> _TASK BRIEF_
Copy out all the records, word for word.

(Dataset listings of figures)
◇ ◇ ◇ ◇
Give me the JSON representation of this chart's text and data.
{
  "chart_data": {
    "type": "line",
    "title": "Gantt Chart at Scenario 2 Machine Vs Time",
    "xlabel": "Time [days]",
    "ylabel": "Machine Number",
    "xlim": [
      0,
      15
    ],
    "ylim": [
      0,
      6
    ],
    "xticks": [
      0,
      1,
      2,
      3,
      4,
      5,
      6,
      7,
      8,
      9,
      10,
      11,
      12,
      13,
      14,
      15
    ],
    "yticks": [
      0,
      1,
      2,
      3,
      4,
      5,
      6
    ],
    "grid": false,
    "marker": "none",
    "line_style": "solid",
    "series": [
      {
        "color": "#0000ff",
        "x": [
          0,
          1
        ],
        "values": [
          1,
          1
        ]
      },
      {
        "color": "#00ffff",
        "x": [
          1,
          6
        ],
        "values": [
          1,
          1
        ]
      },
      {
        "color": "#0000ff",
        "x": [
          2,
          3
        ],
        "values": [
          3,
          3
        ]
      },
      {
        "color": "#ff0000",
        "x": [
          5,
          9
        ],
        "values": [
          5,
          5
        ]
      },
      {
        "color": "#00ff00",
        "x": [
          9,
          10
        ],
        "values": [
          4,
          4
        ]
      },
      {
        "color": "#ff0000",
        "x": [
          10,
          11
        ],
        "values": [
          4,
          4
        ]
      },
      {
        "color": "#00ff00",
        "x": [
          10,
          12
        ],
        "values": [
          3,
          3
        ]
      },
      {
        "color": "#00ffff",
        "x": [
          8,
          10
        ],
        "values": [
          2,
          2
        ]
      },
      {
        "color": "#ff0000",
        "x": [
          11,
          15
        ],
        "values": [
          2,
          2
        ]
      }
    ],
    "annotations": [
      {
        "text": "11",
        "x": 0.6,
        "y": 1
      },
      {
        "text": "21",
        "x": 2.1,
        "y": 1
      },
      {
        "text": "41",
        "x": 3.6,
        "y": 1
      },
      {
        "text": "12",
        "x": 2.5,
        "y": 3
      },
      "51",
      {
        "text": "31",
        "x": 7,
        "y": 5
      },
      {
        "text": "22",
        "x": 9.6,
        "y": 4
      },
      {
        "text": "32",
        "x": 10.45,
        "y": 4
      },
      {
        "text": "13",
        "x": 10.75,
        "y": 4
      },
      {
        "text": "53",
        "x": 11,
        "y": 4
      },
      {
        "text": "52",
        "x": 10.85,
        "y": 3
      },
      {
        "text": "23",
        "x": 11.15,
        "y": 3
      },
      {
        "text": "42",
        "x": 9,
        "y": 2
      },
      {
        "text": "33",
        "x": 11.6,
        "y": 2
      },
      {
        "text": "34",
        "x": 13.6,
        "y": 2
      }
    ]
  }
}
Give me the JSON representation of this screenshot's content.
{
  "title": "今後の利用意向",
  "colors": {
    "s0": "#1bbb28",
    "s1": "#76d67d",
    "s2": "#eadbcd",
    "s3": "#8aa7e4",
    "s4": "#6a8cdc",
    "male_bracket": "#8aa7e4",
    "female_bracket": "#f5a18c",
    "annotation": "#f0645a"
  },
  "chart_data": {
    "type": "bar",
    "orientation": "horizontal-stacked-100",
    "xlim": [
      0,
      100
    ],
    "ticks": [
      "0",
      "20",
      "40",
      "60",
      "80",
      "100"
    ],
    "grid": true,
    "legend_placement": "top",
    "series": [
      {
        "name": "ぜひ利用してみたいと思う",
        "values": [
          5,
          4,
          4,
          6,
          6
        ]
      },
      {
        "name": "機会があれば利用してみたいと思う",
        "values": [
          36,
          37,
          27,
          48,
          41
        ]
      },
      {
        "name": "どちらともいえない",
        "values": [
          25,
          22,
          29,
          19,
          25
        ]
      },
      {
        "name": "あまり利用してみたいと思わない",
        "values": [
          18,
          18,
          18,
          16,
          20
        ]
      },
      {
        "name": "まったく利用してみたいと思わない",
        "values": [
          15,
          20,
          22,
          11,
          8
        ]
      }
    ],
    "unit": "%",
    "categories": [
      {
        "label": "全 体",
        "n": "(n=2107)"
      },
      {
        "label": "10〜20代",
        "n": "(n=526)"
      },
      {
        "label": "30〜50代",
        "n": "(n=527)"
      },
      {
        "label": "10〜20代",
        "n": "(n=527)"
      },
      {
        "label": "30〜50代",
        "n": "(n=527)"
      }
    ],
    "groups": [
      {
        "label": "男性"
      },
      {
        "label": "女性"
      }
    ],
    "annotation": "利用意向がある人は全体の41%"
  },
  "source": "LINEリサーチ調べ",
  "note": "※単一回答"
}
◇ ◇ ◇ ◇
> _SOLUTION FOR THIS EXERCISE_
Give me the JSON representation of this chart's text and data.
{
  "chart_data": {
    "type": "line",
    "title": "Gantt Chart at Scenario 2 Machine Vs Time",
    "xlabel": "Time [days]",
    "ylabel": "Machine Number",
    "xlim": [
      0,
      15
    ],
    "ylim": [
      0,
      6
    ],
    "xticks": [
      0,
      1,
      2,
      3,
      4,
      5,
      6,
      7,
      8,
      9,
      10,
      11,
      12,
      13,
      14,
      15
    ],
    "yticks": [
      0,
      1,
      2,
      3,
      4,
      5,
      6
    ],
    "grid": false,
    "marker": "none",
    "line_style": "solid",
    "series": [
      {
        "color": "#0000ff",
        "x": [
          0,
          1
        ],
        "values": [
          1,
          1
        ]
      },
      {
        "color": "#00ffff",
        "x": [
          1,
          6
        ],
        "values": [
          1,
          1
        ]
      },
      {
        "color": "#0000ff",
        "x": [
          2,
          3
        ],
        "values": [
          3,
          3
        ]
      },
      {
        "color": "#ff0000",
        "x": [
          5,
          9
        ],
        "values": [
          5,
          5
        ]
      },
      {
        "color": "#00ff00",
        "x": [
          9,
          10
        ],
        "values": [
          4,
          4
        ]
      },
      {
        "color": "#ff0000",
        "x": [
          10,
          11
        ],
        "values": [
          4,
          4
        ]
      },
      {
        "color": "#00ff00",
        "x": [
          10,
          12
        ],
        "values": [
          3,
          3
        ]
      },
      {
        "color": "#00ffff",
        "x": [
          8,
          10
        ],
        "values": [
          2,
          2
        ]
      },
      {
        "color": "#ff0000",
        "x": [
          11,
          15
        ],
        "values": [
          2,
          2
        ]
      }
    ],
    "annotations": [
      {
        "text": "11",
        "x": 0.6,
        "y": 1
      },
      {
        "text": "21",
        "x": 2.1,
        "y": 1
      },
      {
        "text": "41",
        "x": 3.6,
        "y": 1
      },
      {
        "text": "12",
        "x": 2.5,
        "y": 3
      },
      "51",
      {
        "text": "31",
        "x": 7,
        "y": 5
      },
      {
        "text": "22",
        "x": 9.6,
        "y": 4
      },
      {
        "text": "32",
        "x": 10.45,
        "y": 4
      },
      {
        "text": "13",
        "x": 10.75,
        "y": 4
      },
      {
        "text": "53",
        "x": 11,
        "y": 4
      },
      {
        "text": "52",
        "x": 10.85,
        "y": 3
      },
      {
        "text": "23",
        "x": 11.15,
        "y": 3
      },
      {
        "text": "42",
        "x": 9,
        "y": 2
      },
      {
        "text": "33",
        "x": 11.6,
        "y": 2
      },
      {
        "text": "34",
        "x": 13.6,
        "y": 2
      }
    ]
  }
}
Give me the JSON representation of this screenshot's content.
{
  "title": "今後の利用意向",
  "colors": {
    "s0": "#1bbb28",
    "s1": "#76d67d",
    "s2": "#eadbcd",
    "s3": "#8aa7e4",
    "s4": "#6a8cdc",
    "male_bracket": "#8aa7e4",
    "female_bracket": "#f5a18c",
    "annotation": "#f0645a"
  },
  "chart_data": {
    "type": "bar",
    "orientation": "horizontal-stacked-100",
    "xlim": [
      0,
      100
    ],
    "ticks": [
      "0",
      "20",
      "40",
      "60",
      "80",
      "100"
    ],
    "grid": true,
    "legend_placement": "top",
    "series": [
      {
        "name": "ぜひ利用してみたいと思う",
        "values": [
          5,
          4,
          4,
          6,
          6
        ]
      },
      {
        "name": "機会があれば利用してみたいと思う",
        "values": [
          36,
          37,
          27,
          48,
          41
        ]
      },
      {
        "name": "どちらともいえない",
        "values": [
          25,
          22,
          29,
          19,
          25
        ]
      },
      {
        "name": "あまり利用してみたいと思わない",
        "values": [
          18,
          18,
          18,
          16,
          20
        ]
      },
      {
        "name": "まったく利用してみたいと思わない",
        "values": [
          15,
          20,
          22,
          11,
          8
        ]
      }
    ],
    "unit": "%",
    "categories": [
      {
        "label": "全 体",
        "n": "(n=2107)"
      },
      {
        "label": "10〜20代",
        "n": "(n=526)"
      },
      {
        "label": "30〜50代",
        "n": "(n=527)"
      },
      {
        "label": "10〜20代",
        "n": "(n=527)"
      },
      {
        "label": "30〜50代",
        "n": "(n=527)"
      }
    ],
    "groups": [
      {
        "label": "男性"
      },
      {
        "label": "女性"
      }
    ],
    "annotation": "利用意向がある人は全体の41%"
  },
  "source": "LINEリサーチ調べ",
  "note": "※単一回答"
}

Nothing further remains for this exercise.